Dataset records:
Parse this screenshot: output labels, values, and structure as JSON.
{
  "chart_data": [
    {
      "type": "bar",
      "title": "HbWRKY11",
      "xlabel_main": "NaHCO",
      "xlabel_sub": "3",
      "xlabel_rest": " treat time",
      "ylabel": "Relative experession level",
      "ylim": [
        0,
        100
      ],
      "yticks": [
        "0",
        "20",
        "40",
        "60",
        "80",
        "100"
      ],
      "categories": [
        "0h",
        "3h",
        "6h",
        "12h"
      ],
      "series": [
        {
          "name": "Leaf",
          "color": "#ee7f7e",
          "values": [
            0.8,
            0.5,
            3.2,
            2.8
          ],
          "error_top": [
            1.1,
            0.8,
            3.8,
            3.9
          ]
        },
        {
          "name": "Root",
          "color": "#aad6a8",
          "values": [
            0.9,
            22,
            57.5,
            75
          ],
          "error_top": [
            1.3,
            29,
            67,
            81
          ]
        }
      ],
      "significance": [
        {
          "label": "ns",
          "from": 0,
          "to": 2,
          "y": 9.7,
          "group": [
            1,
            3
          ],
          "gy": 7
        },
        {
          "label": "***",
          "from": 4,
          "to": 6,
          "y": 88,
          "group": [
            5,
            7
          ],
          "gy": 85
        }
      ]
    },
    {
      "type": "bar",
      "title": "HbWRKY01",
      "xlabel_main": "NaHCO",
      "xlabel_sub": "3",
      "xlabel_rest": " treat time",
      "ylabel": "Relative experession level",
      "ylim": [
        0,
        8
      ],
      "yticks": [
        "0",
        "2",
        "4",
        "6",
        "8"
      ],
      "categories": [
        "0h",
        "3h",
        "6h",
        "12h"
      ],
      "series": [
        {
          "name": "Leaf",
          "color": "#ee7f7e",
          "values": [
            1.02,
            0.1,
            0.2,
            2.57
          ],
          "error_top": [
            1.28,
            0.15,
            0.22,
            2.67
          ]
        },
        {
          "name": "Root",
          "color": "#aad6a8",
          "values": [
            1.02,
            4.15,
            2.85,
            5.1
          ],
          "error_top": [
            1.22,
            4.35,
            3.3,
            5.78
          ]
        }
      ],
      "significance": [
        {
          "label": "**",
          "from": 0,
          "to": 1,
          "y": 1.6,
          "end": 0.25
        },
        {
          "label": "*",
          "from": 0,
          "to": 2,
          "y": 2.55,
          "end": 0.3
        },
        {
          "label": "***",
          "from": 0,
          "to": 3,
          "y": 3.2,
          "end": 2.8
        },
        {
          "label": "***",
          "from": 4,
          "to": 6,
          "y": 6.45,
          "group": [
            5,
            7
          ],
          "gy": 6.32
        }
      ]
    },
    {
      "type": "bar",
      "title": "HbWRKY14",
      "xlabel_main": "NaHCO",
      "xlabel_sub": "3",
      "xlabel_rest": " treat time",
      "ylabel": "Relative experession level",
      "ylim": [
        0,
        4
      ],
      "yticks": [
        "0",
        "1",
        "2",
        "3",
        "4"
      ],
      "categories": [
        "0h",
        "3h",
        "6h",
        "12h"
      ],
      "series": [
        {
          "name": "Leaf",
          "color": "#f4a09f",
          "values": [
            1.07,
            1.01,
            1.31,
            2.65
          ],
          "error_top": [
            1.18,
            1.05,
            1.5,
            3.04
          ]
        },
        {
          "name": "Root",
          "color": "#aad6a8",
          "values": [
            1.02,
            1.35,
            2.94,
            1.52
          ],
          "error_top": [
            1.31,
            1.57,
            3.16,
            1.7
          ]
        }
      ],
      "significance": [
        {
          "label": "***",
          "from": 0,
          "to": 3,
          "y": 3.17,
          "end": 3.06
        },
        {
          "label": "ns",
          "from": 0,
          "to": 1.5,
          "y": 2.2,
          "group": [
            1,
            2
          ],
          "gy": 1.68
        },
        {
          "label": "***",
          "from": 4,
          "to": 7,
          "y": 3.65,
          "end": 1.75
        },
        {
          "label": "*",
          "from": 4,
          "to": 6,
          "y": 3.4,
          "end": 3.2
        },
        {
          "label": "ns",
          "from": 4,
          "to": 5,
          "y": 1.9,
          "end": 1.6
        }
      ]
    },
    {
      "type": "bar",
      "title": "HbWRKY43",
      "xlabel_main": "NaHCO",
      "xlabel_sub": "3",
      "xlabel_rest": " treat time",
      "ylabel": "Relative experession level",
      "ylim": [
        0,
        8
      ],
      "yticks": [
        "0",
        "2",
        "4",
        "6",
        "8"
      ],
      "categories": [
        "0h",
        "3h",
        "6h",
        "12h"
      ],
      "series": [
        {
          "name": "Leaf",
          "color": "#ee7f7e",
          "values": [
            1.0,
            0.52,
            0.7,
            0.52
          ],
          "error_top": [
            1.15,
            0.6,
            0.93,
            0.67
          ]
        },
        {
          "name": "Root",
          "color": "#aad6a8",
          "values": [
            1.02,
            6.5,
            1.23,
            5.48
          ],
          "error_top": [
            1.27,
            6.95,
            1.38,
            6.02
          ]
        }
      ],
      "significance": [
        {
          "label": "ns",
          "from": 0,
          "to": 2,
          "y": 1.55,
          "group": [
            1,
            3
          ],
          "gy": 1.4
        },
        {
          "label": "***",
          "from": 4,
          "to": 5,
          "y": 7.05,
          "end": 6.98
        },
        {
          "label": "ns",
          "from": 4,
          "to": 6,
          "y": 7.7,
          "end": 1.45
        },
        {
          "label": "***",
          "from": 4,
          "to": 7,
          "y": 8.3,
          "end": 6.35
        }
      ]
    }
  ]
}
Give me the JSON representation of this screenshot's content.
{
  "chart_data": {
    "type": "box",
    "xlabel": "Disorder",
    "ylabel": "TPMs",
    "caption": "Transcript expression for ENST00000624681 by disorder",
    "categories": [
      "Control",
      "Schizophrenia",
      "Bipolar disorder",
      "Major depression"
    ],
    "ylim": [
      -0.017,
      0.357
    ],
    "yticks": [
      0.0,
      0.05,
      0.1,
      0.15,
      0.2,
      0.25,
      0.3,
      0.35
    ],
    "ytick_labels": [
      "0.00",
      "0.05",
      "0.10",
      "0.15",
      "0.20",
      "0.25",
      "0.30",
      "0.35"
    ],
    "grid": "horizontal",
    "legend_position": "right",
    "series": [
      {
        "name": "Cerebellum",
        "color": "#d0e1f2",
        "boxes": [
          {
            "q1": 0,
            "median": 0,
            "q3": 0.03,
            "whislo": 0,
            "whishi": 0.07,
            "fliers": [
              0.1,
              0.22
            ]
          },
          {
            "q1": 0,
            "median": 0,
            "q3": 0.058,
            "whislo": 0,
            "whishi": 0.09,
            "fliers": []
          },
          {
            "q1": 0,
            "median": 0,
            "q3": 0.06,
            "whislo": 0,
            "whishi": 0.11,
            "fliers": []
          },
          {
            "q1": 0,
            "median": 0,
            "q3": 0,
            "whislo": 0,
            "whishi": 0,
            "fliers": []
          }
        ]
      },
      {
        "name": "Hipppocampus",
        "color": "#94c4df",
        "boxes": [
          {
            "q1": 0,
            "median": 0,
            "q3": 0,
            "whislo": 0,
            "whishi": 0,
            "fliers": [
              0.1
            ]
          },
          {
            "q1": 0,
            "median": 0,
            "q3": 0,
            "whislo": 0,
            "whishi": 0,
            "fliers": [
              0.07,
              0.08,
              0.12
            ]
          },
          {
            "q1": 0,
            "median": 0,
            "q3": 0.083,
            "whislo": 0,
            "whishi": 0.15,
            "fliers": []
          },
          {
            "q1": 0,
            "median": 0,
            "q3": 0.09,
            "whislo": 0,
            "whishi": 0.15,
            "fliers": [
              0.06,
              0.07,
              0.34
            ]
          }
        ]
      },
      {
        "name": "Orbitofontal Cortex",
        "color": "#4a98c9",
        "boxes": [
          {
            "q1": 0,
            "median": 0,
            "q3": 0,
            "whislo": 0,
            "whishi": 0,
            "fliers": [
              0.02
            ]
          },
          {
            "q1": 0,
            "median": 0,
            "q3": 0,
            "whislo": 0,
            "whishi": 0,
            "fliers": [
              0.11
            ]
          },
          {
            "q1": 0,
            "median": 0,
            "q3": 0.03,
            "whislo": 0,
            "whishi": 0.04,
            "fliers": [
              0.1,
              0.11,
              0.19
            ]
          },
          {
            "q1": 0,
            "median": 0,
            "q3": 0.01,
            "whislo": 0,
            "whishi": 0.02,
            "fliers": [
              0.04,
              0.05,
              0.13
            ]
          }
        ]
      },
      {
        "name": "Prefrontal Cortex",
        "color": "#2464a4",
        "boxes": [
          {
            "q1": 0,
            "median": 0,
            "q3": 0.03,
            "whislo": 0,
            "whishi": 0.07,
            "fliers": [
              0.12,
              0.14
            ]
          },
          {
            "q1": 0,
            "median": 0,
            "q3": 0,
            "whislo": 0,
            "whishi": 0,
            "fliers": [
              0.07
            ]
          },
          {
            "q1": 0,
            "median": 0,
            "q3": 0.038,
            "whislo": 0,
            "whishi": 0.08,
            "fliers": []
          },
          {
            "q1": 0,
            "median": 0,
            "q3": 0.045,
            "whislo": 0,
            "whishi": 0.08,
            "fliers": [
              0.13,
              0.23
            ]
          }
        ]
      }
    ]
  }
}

• [What to work on]
Using the listing above, pick out each line that contains the word "Cortex", then copy it.

• [Written response]
        "name": "Orbitofontal Cortex",
        "name": "Prefrontal Cortex",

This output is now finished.